┏━━
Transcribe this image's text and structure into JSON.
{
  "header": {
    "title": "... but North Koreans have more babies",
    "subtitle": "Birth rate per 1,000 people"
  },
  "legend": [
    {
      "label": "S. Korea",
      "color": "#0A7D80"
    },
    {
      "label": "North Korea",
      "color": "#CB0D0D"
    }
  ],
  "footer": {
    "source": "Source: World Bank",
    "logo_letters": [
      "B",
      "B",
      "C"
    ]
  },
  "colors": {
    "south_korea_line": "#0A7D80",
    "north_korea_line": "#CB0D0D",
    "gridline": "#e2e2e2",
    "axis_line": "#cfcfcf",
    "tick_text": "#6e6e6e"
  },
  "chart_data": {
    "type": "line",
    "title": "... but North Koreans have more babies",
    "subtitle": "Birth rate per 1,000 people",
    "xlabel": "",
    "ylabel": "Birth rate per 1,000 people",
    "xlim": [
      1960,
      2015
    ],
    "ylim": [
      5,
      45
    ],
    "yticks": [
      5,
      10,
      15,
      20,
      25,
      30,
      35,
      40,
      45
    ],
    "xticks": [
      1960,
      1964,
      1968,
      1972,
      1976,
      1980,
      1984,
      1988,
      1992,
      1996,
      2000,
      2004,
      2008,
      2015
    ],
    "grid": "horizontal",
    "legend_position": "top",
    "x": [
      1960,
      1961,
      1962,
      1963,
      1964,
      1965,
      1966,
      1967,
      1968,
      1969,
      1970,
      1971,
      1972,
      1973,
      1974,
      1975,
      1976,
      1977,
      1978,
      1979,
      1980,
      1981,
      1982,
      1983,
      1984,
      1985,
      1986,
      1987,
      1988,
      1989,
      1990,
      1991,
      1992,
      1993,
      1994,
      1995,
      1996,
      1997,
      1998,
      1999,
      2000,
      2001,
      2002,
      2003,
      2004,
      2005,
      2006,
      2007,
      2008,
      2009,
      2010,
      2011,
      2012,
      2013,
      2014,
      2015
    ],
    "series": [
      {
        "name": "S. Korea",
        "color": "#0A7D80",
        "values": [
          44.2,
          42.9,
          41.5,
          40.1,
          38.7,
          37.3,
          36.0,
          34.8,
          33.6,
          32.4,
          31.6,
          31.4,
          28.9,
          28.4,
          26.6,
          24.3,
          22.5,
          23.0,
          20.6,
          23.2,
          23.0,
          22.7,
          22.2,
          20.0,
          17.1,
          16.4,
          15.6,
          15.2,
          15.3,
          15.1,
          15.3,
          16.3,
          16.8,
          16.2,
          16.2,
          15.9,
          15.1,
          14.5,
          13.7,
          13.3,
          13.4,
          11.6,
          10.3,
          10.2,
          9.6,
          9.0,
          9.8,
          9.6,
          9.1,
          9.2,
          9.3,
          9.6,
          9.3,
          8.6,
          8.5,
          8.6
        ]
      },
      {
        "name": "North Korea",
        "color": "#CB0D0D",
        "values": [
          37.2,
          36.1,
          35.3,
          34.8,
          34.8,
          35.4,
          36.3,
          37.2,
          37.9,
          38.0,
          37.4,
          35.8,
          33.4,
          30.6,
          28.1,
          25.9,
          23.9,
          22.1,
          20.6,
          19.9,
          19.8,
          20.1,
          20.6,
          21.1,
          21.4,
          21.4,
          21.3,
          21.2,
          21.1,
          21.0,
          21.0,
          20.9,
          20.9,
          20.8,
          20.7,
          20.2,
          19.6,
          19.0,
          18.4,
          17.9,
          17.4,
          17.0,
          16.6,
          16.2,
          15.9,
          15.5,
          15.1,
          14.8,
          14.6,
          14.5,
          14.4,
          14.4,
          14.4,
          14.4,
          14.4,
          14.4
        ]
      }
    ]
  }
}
┗━━
_DIRECTIONS FOR THIS TASK:_
Give the complete listing a second time, exactly as it reads.

_RESULT:_
Transcribe this image's text and structure into JSON.
{
  "header": {
    "title": "... but North Koreans have more babies",
    "subtitle": "Birth rate per 1,000 people"
  },
  "legend": [
    {
      "label": "S. Korea",
      "color": "#0A7D80"
    },
    {
      "label": "North Korea",
      "color": "#CB0D0D"
    }
  ],
  "footer": {
    "source": "Source: World Bank",
    "logo_letters": [
      "B",
      "B",
      "C"
    ]
  },
  "colors": {
    "south_korea_line": "#0A7D80",
    "north_korea_line": "#CB0D0D",
    "gridline": "#e2e2e2",
    "axis_line": "#cfcfcf",
    "tick_text": "#6e6e6e"
  },
  "chart_data": {
    "type": "line",
    "title": "... but North Koreans have more babies",
    "subtitle": "Birth rate per 1,000 people",
    "xlabel": "",
    "ylabel": "Birth rate per 1,000 people",
    "xlim": [
      1960,
      2015
    ],
    "ylim": [
      5,
      45
    ],
    "yticks": [
      5,
      10,
      15,
      20,
      25,
      30,
      35,
      40,
      45
    ],
    "xticks": [
      1960,
      1964,
      1968,
      1972,
      1976,
      1980,
      1984,
      1988,
      1992,
      1996,
      2000,
      2004,
      2008,
      2015
    ],
    "grid": "horizontal",
    "legend_position": "top",
    "x": [
      1960,
      1961,
      1962,
      1963,
      1964,
      1965,
      1966,
      1967,
      1968,
      1969,
      1970,
      1971,
      1972,
      1973,
      1974,
      1975,
      1976,
      1977,
      1978,
      1979,
      1980,
      1981,
      1982,
      1983,
      1984,
      1985,
      1986,
      1987,
      1988,
      1989,
      1990,
      1991,
      1992,
      1993,
      1994,
      1995,
      1996,
      1997,
      1998,
      1999,
      2000,
      2001,
      2002,
      2003,
      2004,
      2005,
      2006,
      2007,
      2008,
      2009,
      2010,
      2011,
      2012,
      2013,
      2014,
      2015
    ],
    "series": [
      {
        "name": "S. Korea",
        "color": "#0A7D80",
        "values": [
          44.2,
          42.9,
          41.5,
          40.1,
          38.7,
          37.3,
          36.0,
          34.8,
          33.6,
          32.4,
          31.6,
          31.4,
          28.9,
          28.4,
          26.6,
          24.3,
          22.5,
          23.0,
          20.6,
          23.2,
          23.0,
          22.7,
          22.2,
          20.0,
          17.1,
          16.4,
          15.6,
          15.2,
          15.3,
          15.1,
          15.3,
          16.3,
          16.8,
          16.2,
          16.2,
          15.9,
          15.1,
          14.5,
          13.7,
          13.3,
          13.4,
          11.6,
          10.3,
          10.2,
          9.6,
          9.0,
          9.8,
          9.6,
          9.1,
          9.2,
          9.3,
          9.6,
          9.3,
          8.6,
          8.5,
          8.6
        ]
      },
      {
        "name": "North Korea",
        "color": "#CB0D0D",
        "values": [
          37.2,
          36.1,
          35.3,
          34.8,
          34.8,
          35.4,
          36.3,
          37.2,
          37.9,
          38.0,
          37.4,
          35.8,
          33.4,
          30.6,
          28.1,
          25.9,
          23.9,
          22.1,
          20.6,
          19.9,
          19.8,
          20.1,
          20.6,
          21.1,
          21.4,
          21.4,
          21.3,
          21.2,
          21.1,
          21.0,
          21.0,
          20.9,
          20.9,
          20.8,
          20.7,
          20.2,
          19.6,
          19.0,
          18.4,
          17.9,
          17.4,
          17.0,
          16.6,
          16.2,
          15.9,
          15.5,
          15.1,
          14.8,
          14.6,
          14.5,
          14.4,
          14.4,
          14.4,
          14.4,
          14.4,
          14.4
        ]
      }
    ]
  }
}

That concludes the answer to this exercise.